[What you are asked to do] Collect all lines from the listing that include the string "content".

[Entries supplied]
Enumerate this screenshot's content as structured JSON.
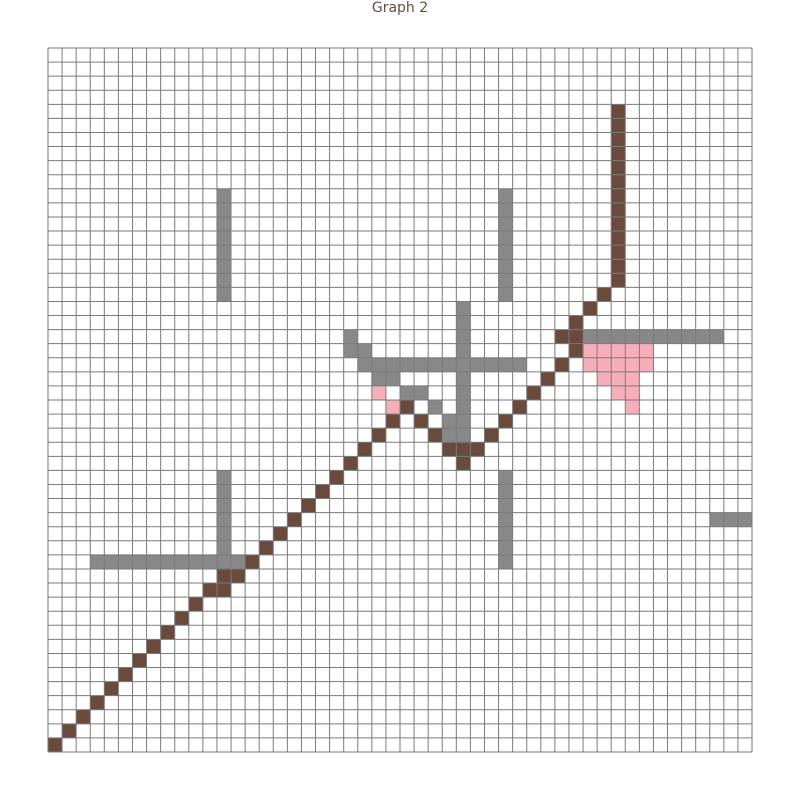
{
  "title": "Graph 2",
  "grid": {
    "cols": 50,
    "rows": 50
  },
  "colors": {
    "background": "#ffffff",
    "grid_line": "#7a7a7a",
    "wall": "#888888",
    "path": "#6b4a3e",
    "highlight": "#f7aebb",
    "title": "#6b4a3e"
  },
  "cells": {
    "walls": [
      [
        12,
        10
      ],
      [
        12,
        11
      ],
      [
        12,
        12
      ],
      [
        12,
        13
      ],
      [
        12,
        14
      ],
      [
        12,
        15
      ],
      [
        12,
        16
      ],
      [
        12,
        17
      ],
      [
        32,
        10
      ],
      [
        32,
        11
      ],
      [
        32,
        12
      ],
      [
        32,
        13
      ],
      [
        32,
        14
      ],
      [
        32,
        15
      ],
      [
        32,
        16
      ],
      [
        32,
        17
      ],
      [
        29,
        18
      ],
      [
        29,
        19
      ],
      [
        29,
        20
      ],
      [
        29,
        21
      ],
      [
        29,
        22
      ],
      [
        29,
        23
      ],
      [
        29,
        24
      ],
      [
        29,
        25
      ],
      [
        29,
        26
      ],
      [
        29,
        27
      ],
      [
        29,
        28
      ],
      [
        21,
        20
      ],
      [
        21,
        21
      ],
      [
        22,
        21
      ],
      [
        22,
        22
      ],
      [
        23,
        22
      ],
      [
        23,
        23
      ],
      [
        24,
        23
      ],
      [
        25,
        24
      ],
      [
        26,
        24
      ],
      [
        27,
        25
      ],
      [
        28,
        26
      ],
      [
        28,
        27
      ],
      [
        24,
        22
      ],
      [
        25,
        22
      ],
      [
        26,
        22
      ],
      [
        27,
        22
      ],
      [
        28,
        22
      ],
      [
        30,
        22
      ],
      [
        31,
        22
      ],
      [
        32,
        22
      ],
      [
        33,
        22
      ],
      [
        37,
        20
      ],
      [
        38,
        20
      ],
      [
        39,
        20
      ],
      [
        40,
        20
      ],
      [
        41,
        20
      ],
      [
        42,
        20
      ],
      [
        43,
        20
      ],
      [
        44,
        20
      ],
      [
        45,
        20
      ],
      [
        46,
        20
      ],
      [
        47,
        20
      ],
      [
        12,
        30
      ],
      [
        12,
        31
      ],
      [
        12,
        32
      ],
      [
        12,
        33
      ],
      [
        12,
        34
      ],
      [
        12,
        35
      ],
      [
        12,
        36
      ],
      [
        32,
        30
      ],
      [
        32,
        31
      ],
      [
        32,
        32
      ],
      [
        32,
        33
      ],
      [
        32,
        34
      ],
      [
        32,
        35
      ],
      [
        32,
        36
      ],
      [
        3,
        36
      ],
      [
        4,
        36
      ],
      [
        5,
        36
      ],
      [
        6,
        36
      ],
      [
        7,
        36
      ],
      [
        8,
        36
      ],
      [
        9,
        36
      ],
      [
        10,
        36
      ],
      [
        11,
        36
      ],
      [
        12,
        36
      ],
      [
        13,
        36
      ],
      [
        47,
        33
      ],
      [
        48,
        33
      ],
      [
        49,
        33
      ]
    ],
    "highlights": [
      [
        23,
        24
      ],
      [
        24,
        25
      ],
      [
        38,
        21
      ],
      [
        39,
        21
      ],
      [
        40,
        21
      ],
      [
        41,
        21
      ],
      [
        42,
        21
      ],
      [
        38,
        22
      ],
      [
        39,
        22
      ],
      [
        40,
        22
      ],
      [
        41,
        22
      ],
      [
        42,
        22
      ],
      [
        39,
        23
      ],
      [
        40,
        23
      ],
      [
        41,
        23
      ],
      [
        40,
        24
      ],
      [
        41,
        24
      ],
      [
        41,
        25
      ]
    ],
    "path": [
      [
        0,
        49
      ],
      [
        1,
        48
      ],
      [
        2,
        47
      ],
      [
        3,
        46
      ],
      [
        4,
        45
      ],
      [
        5,
        44
      ],
      [
        6,
        43
      ],
      [
        7,
        42
      ],
      [
        8,
        41
      ],
      [
        9,
        40
      ],
      [
        10,
        39
      ],
      [
        11,
        38
      ],
      [
        12,
        38
      ],
      [
        12,
        37
      ],
      [
        13,
        37
      ],
      [
        14,
        36
      ],
      [
        15,
        35
      ],
      [
        16,
        34
      ],
      [
        17,
        33
      ],
      [
        18,
        32
      ],
      [
        19,
        31
      ],
      [
        20,
        30
      ],
      [
        21,
        29
      ],
      [
        22,
        28
      ],
      [
        23,
        27
      ],
      [
        24,
        26
      ],
      [
        25,
        25
      ],
      [
        26,
        26
      ],
      [
        27,
        27
      ],
      [
        28,
        28
      ],
      [
        29,
        29
      ],
      [
        29,
        28
      ],
      [
        30,
        28
      ],
      [
        31,
        27
      ],
      [
        32,
        26
      ],
      [
        33,
        25
      ],
      [
        34,
        24
      ],
      [
        35,
        23
      ],
      [
        36,
        22
      ],
      [
        37,
        21
      ],
      [
        37,
        20
      ],
      [
        36,
        20
      ],
      [
        37,
        19
      ],
      [
        38,
        18
      ],
      [
        39,
        17
      ],
      [
        40,
        16
      ],
      [
        40,
        15
      ],
      [
        40,
        14
      ],
      [
        40,
        13
      ],
      [
        40,
        12
      ],
      [
        40,
        11
      ],
      [
        40,
        10
      ],
      [
        40,
        9
      ],
      [
        40,
        8
      ],
      [
        40,
        7
      ],
      [
        40,
        6
      ],
      [
        40,
        5
      ],
      [
        40,
        4
      ]
    ]
  }
}
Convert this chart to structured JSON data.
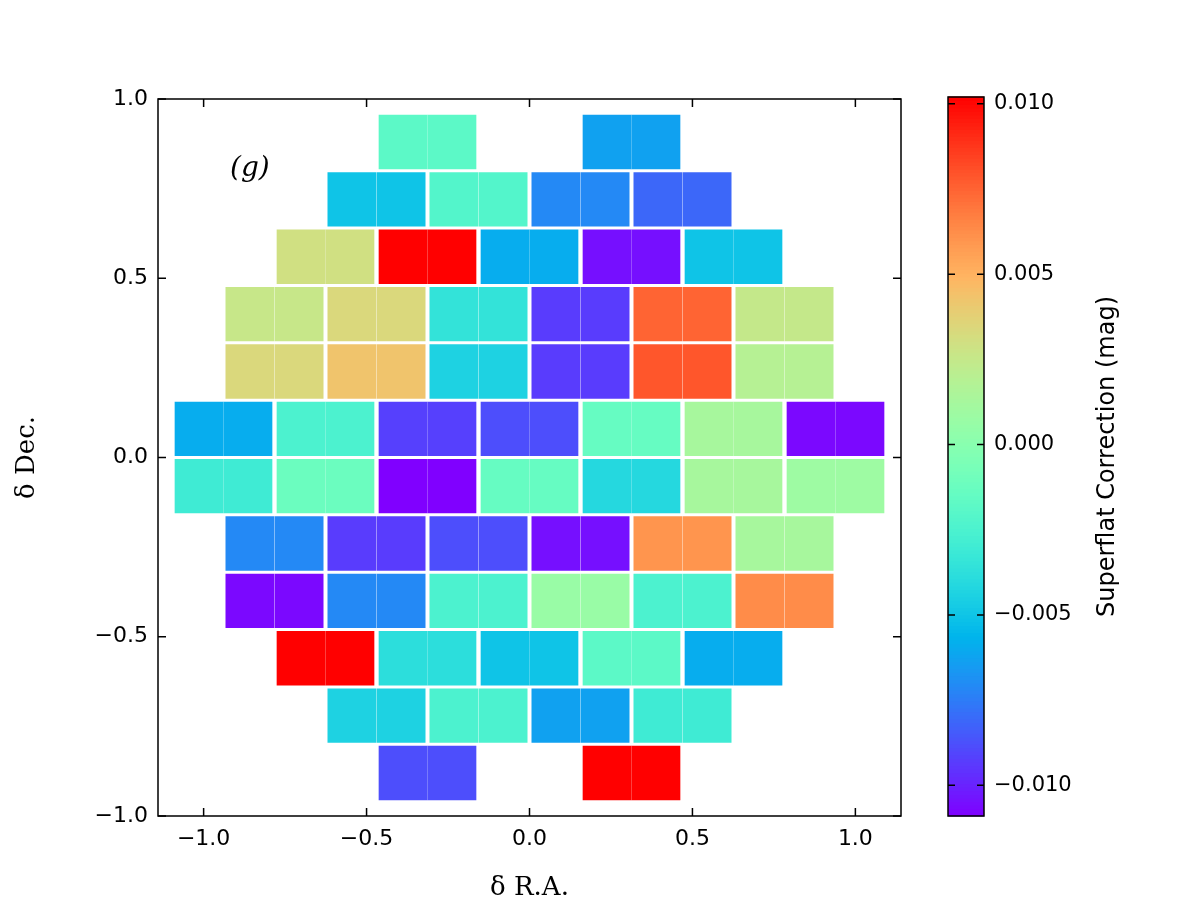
{
  "chart_data": {
    "type": "heatmap",
    "xlabel": "δ R.A.",
    "ylabel": "δ Dec.",
    "clabel": "Superflat Correction (mag)",
    "annotations": [
      "(g)"
    ],
    "x": [
      -1.017,
      -0.861,
      -0.704,
      -0.548,
      -0.391,
      -0.235,
      -0.078,
      0.078,
      0.235,
      0.391,
      0.548,
      0.704,
      0.861,
      1.017
    ],
    "y": [
      0.88,
      0.72,
      0.56,
      0.4,
      0.24,
      0.08,
      -0.08,
      -0.24,
      -0.4,
      -0.56,
      -0.72,
      -0.88
    ],
    "cells": [
      [
        null,
        null,
        null,
        null,
        -0.0018,
        -0.0018,
        null,
        null,
        -0.0063,
        -0.0063,
        null,
        null,
        null,
        null
      ],
      [
        null,
        null,
        null,
        -0.005,
        -0.005,
        -0.0022,
        -0.0022,
        -0.0071,
        -0.0071,
        -0.0081,
        -0.0081,
        null,
        null,
        null
      ],
      [
        null,
        null,
        0.003,
        0.003,
        0.0102,
        0.0102,
        -0.0059,
        -0.0059,
        -0.0105,
        -0.0105,
        -0.005,
        -0.005,
        null,
        null
      ],
      [
        null,
        0.0026,
        0.0026,
        0.0034,
        0.0034,
        -0.0035,
        -0.0035,
        -0.0093,
        -0.0093,
        0.0075,
        0.0075,
        0.0025,
        0.0025,
        null
      ],
      [
        null,
        0.0034,
        0.0034,
        0.0043,
        0.0043,
        -0.0044,
        -0.0044,
        -0.0093,
        -0.0093,
        0.0079,
        0.0079,
        0.0019,
        0.0019,
        null
      ],
      [
        -0.0059,
        -0.0059,
        -0.0025,
        -0.0025,
        -0.0092,
        -0.0092,
        -0.0088,
        -0.0088,
        -0.0014,
        -0.0014,
        0.0013,
        0.0013,
        -0.0107,
        -0.0107
      ],
      [
        -0.003,
        -0.003,
        -0.0012,
        -0.0012,
        -0.0109,
        -0.0109,
        -0.0014,
        -0.0014,
        -0.0041,
        -0.0041,
        0.0013,
        0.0013,
        0.0009,
        0.0009
      ],
      [
        null,
        -0.0071,
        -0.0071,
        -0.0093,
        -0.0093,
        -0.0088,
        -0.0088,
        -0.0105,
        -0.0105,
        0.006,
        0.006,
        0.0013,
        0.0013,
        null
      ],
      [
        null,
        -0.0107,
        -0.0107,
        -0.0071,
        -0.0071,
        -0.0025,
        -0.0025,
        0.0007,
        0.0007,
        -0.0025,
        -0.0025,
        0.0063,
        0.0063,
        null
      ],
      [
        null,
        null,
        0.0102,
        0.0102,
        -0.0038,
        -0.0038,
        -0.005,
        -0.005,
        -0.0018,
        -0.0018,
        -0.0059,
        -0.0059,
        null,
        null
      ],
      [
        null,
        null,
        null,
        -0.0044,
        -0.0044,
        -0.0025,
        -0.0025,
        -0.0063,
        -0.0063,
        -0.003,
        -0.003,
        null,
        null,
        null
      ],
      [
        null,
        null,
        null,
        null,
        -0.0088,
        -0.0088,
        null,
        null,
        0.0102,
        0.0102,
        null,
        null,
        null,
        null
      ]
    ],
    "grid": false,
    "xlim": [
      -1.14,
      1.14
    ],
    "ylim": [
      -1.0,
      1.0
    ],
    "xticks": [
      {
        "value": -1.0,
        "label": "−1.0"
      },
      {
        "value": -0.5,
        "label": "−0.5"
      },
      {
        "value": 0,
        "label": "0.0"
      },
      {
        "value": 0.5,
        "label": "0.5"
      },
      {
        "value": 1.0,
        "label": "1.0"
      }
    ],
    "yticks": [
      {
        "value": -1.0,
        "label": "−1.0"
      },
      {
        "value": -0.5,
        "label": "−0.5"
      },
      {
        "value": 0,
        "label": "0.0"
      },
      {
        "value": 0.5,
        "label": "0.5"
      },
      {
        "value": 1.0,
        "label": "1.0"
      }
    ],
    "clim": [
      -0.0109,
      0.0102
    ],
    "cticks": [
      {
        "value": -0.01,
        "label": "−0.010"
      },
      {
        "value": -0.005,
        "label": "−0.005"
      },
      {
        "value": 0,
        "label": "0.000"
      },
      {
        "value": 0.005,
        "label": "0.005"
      },
      {
        "value": 0.01,
        "label": "0.010"
      }
    ]
  }
}
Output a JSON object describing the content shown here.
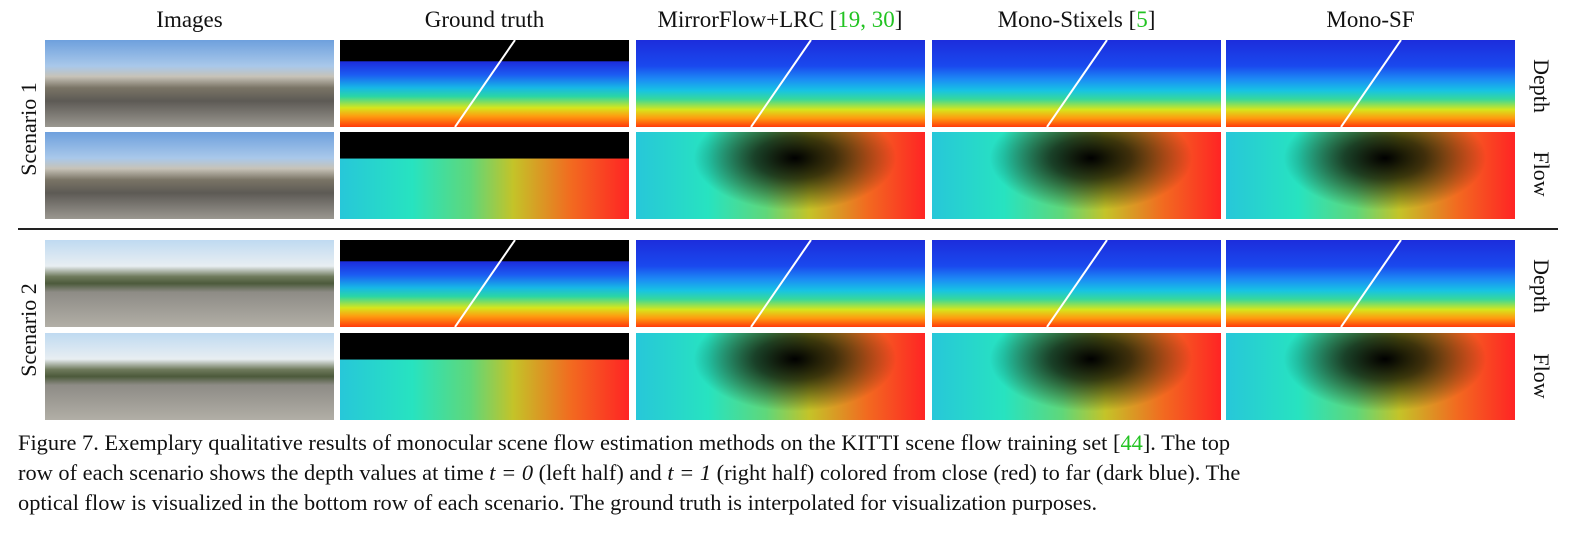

[Task response]
Enumerate this screenshot's content as structured JSON.
Output a JSON object describing the content shown here.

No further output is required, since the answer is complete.